Short exercise: In the data below, change every "x-tick-label" to "x-axis-label", and write the lines out again with nothing else altered. Leave the pictures out of your answer.

Entries:
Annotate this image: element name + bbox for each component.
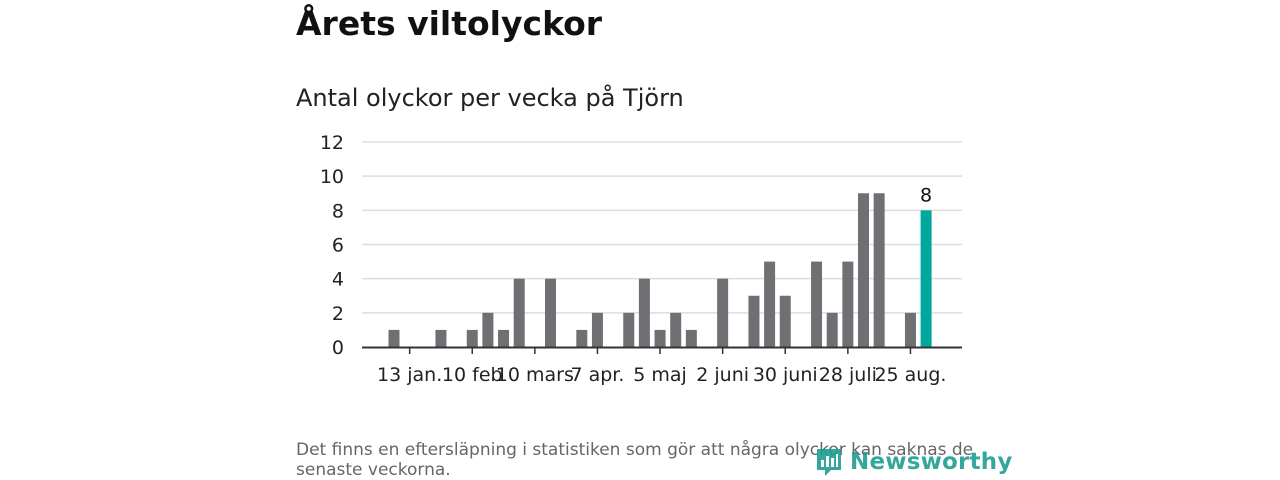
bar[interactable] xyxy=(623,312,635,347)
y-axis-ticks: 0 2 4 6 8 10 12 xyxy=(320,132,344,359)
bar[interactable] xyxy=(779,295,791,347)
x-tick-label: 30 juni xyxy=(753,364,818,386)
y-tick-label: 8 xyxy=(332,200,344,222)
highlight-value-label: 8 xyxy=(920,184,932,206)
bar[interactable] xyxy=(904,312,916,347)
bar[interactable] xyxy=(685,329,697,347)
bar[interactable] xyxy=(842,261,854,347)
x-tick-label: 13 jan. xyxy=(377,364,442,386)
bar[interactable] xyxy=(748,295,760,347)
data-labels: 8 xyxy=(920,184,932,206)
bar[interactable] xyxy=(576,329,588,347)
bar[interactable] xyxy=(873,193,885,347)
x-tick-label: 25 aug. xyxy=(874,364,946,386)
footnote: Det finns en eftersläpning i statistiken… xyxy=(296,440,974,480)
highlight-bar[interactable] xyxy=(920,210,932,347)
bar[interactable] xyxy=(764,261,776,347)
bar[interactable] xyxy=(826,312,838,347)
x-tick-label: 2 juni xyxy=(696,364,749,386)
bar[interactable] xyxy=(482,312,494,347)
bar[interactable] xyxy=(435,329,447,347)
x-tick-label: 5 maj xyxy=(633,364,687,386)
y-tick-label: 12 xyxy=(320,132,344,154)
x-tick-label: 7 apr. xyxy=(570,364,624,386)
y-tick-label: 4 xyxy=(332,269,344,291)
bar[interactable] xyxy=(466,329,478,347)
bar[interactable] xyxy=(858,193,869,347)
bar[interactable] xyxy=(513,278,525,347)
bar[interactable] xyxy=(591,312,603,347)
chart-subtitle: Antal olyckor per vecka på Tjörn xyxy=(296,84,684,112)
bar[interactable] xyxy=(670,312,682,347)
bar[interactable] xyxy=(654,329,666,347)
x-tick-label: 10 feb xyxy=(442,364,503,386)
gridlines xyxy=(362,141,962,314)
y-tick-label: 10 xyxy=(320,166,344,188)
bar[interactable] xyxy=(388,329,400,347)
y-tick-label: 2 xyxy=(332,303,344,325)
bar[interactable] xyxy=(811,261,823,347)
y-tick-label: 6 xyxy=(332,235,344,257)
bar[interactable] xyxy=(717,278,729,347)
bar[interactable] xyxy=(638,278,650,347)
newsworthy-logo-icon xyxy=(817,449,841,476)
x-tick-label: 28 juli xyxy=(819,364,877,386)
bar[interactable] xyxy=(498,329,510,347)
newsworthy-logo[interactable]: Newsworthy xyxy=(814,446,1013,478)
x-tick-label: 10 mars xyxy=(496,364,574,386)
y-tick-label: 0 xyxy=(332,337,344,359)
bars xyxy=(388,193,932,347)
newsworthy-logo-text: Newsworthy xyxy=(850,449,1013,475)
chart-title: Årets viltolyckor xyxy=(296,4,603,43)
bar[interactable] xyxy=(545,278,556,347)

Result of this task:
Annotate this image: element name + bbox for each component.
bar[interactable] xyxy=(623,312,635,347)
y-axis-ticks: 0 2 4 6 8 10 12 xyxy=(320,132,344,359)
bar[interactable] xyxy=(779,295,791,347)
x-axis-label: 30 juni xyxy=(753,364,818,386)
y-tick-label: 8 xyxy=(332,200,344,222)
highlight-value-label: 8 xyxy=(920,184,932,206)
bar[interactable] xyxy=(904,312,916,347)
bar[interactable] xyxy=(685,329,697,347)
bar[interactable] xyxy=(842,261,854,347)
x-axis-label: 13 jan. xyxy=(377,364,442,386)
bar[interactable] xyxy=(748,295,760,347)
data-labels: 8 xyxy=(920,184,932,206)
bar[interactable] xyxy=(576,329,588,347)
bar[interactable] xyxy=(873,193,885,347)
x-axis-label: 25 aug. xyxy=(874,364,946,386)
footnote: Det finns en eftersläpning i statistiken… xyxy=(296,440,974,480)
highlight-bar[interactable] xyxy=(920,210,932,347)
bar[interactable] xyxy=(764,261,776,347)
bar[interactable] xyxy=(826,312,838,347)
x-axis-label: 2 juni xyxy=(696,364,749,386)
bar[interactable] xyxy=(482,312,494,347)
bar[interactable] xyxy=(435,329,447,347)
x-axis-label: 5 maj xyxy=(633,364,687,386)
y-tick-label: 12 xyxy=(320,132,344,154)
x-axis-label: 7 apr. xyxy=(570,364,624,386)
y-tick-label: 4 xyxy=(332,269,344,291)
bar[interactable] xyxy=(466,329,478,347)
bar[interactable] xyxy=(858,193,869,347)
bar[interactable] xyxy=(513,278,525,347)
bar[interactable] xyxy=(591,312,603,347)
chart-subtitle: Antal olyckor per vecka på Tjörn xyxy=(296,84,684,112)
bar[interactable] xyxy=(670,312,682,347)
bar[interactable] xyxy=(654,329,666,347)
x-axis-label: 10 feb xyxy=(442,364,503,386)
gridlines xyxy=(362,141,962,314)
y-tick-label: 10 xyxy=(320,166,344,188)
bar[interactable] xyxy=(388,329,400,347)
y-tick-label: 2 xyxy=(332,303,344,325)
bar[interactable] xyxy=(811,261,823,347)
y-tick-label: 6 xyxy=(332,235,344,257)
bar[interactable] xyxy=(717,278,729,347)
bar[interactable] xyxy=(638,278,650,347)
newsworthy-logo-icon xyxy=(817,449,841,476)
x-axis-label: 28 juli xyxy=(819,364,877,386)
bar[interactable] xyxy=(498,329,510,347)
newsworthy-logo[interactable]: Newsworthy xyxy=(814,446,1013,478)
x-axis-label: 10 mars xyxy=(496,364,574,386)
y-tick-label: 0 xyxy=(332,337,344,359)
bars xyxy=(388,193,932,347)
newsworthy-logo-text: Newsworthy xyxy=(850,449,1013,475)
chart-title: Årets viltolyckor xyxy=(296,4,603,43)
bar[interactable] xyxy=(545,278,556,347)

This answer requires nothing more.